**Dataset rows**.
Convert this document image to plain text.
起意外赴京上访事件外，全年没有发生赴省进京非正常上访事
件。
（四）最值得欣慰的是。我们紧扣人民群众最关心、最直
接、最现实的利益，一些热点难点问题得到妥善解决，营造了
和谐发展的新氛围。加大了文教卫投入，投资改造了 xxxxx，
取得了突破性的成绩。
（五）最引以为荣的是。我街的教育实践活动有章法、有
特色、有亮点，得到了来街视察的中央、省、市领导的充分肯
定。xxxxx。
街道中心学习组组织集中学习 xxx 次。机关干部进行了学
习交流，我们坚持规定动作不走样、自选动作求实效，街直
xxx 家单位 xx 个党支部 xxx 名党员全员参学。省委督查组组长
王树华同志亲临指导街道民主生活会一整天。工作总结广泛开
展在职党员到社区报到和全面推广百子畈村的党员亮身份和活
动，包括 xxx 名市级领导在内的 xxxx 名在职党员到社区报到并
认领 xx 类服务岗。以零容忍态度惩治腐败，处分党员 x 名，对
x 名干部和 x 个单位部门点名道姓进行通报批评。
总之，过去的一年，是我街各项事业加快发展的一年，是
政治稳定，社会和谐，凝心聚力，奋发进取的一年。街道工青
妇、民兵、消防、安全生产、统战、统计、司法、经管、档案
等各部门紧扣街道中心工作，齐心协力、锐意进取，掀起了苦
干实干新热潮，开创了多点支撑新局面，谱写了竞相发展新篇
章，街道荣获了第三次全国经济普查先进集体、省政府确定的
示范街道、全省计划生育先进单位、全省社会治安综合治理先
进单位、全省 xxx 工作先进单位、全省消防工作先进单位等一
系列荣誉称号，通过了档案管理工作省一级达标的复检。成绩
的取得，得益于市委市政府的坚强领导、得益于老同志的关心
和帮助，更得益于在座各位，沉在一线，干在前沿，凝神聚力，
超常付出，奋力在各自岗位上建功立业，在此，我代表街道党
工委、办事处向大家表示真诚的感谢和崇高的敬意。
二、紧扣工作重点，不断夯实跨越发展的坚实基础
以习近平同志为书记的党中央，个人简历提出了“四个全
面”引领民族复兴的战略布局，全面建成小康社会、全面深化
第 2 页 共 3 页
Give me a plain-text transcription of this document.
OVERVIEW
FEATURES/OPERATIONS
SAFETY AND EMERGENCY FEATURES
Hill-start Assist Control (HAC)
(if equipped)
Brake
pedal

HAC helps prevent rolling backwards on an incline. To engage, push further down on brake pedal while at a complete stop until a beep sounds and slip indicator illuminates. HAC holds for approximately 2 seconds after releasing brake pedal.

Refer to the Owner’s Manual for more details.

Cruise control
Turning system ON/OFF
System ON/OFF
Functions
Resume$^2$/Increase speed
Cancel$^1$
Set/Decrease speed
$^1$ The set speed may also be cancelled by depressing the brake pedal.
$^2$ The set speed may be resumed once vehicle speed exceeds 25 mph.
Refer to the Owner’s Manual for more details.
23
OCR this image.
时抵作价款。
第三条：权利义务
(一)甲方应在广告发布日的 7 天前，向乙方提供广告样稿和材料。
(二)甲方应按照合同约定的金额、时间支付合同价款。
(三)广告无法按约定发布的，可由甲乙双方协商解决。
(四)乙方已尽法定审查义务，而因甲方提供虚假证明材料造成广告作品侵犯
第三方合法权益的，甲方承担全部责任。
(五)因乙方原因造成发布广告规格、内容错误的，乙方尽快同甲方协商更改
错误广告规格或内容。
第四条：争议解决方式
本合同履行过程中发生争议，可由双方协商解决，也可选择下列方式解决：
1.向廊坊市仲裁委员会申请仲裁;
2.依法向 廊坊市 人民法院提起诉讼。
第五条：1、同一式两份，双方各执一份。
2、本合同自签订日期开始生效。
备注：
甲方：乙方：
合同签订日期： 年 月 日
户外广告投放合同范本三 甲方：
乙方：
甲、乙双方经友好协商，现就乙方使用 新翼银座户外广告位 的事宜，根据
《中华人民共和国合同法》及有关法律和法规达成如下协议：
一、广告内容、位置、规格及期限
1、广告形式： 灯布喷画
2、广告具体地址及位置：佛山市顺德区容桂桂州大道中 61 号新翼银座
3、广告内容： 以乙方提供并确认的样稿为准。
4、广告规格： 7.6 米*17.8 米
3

**Task prompt**. Gather each line of the records holding the string "text".

**Result of the exercise**.
Convert this document image to plain text.
Give me a plain-text transcription of this document.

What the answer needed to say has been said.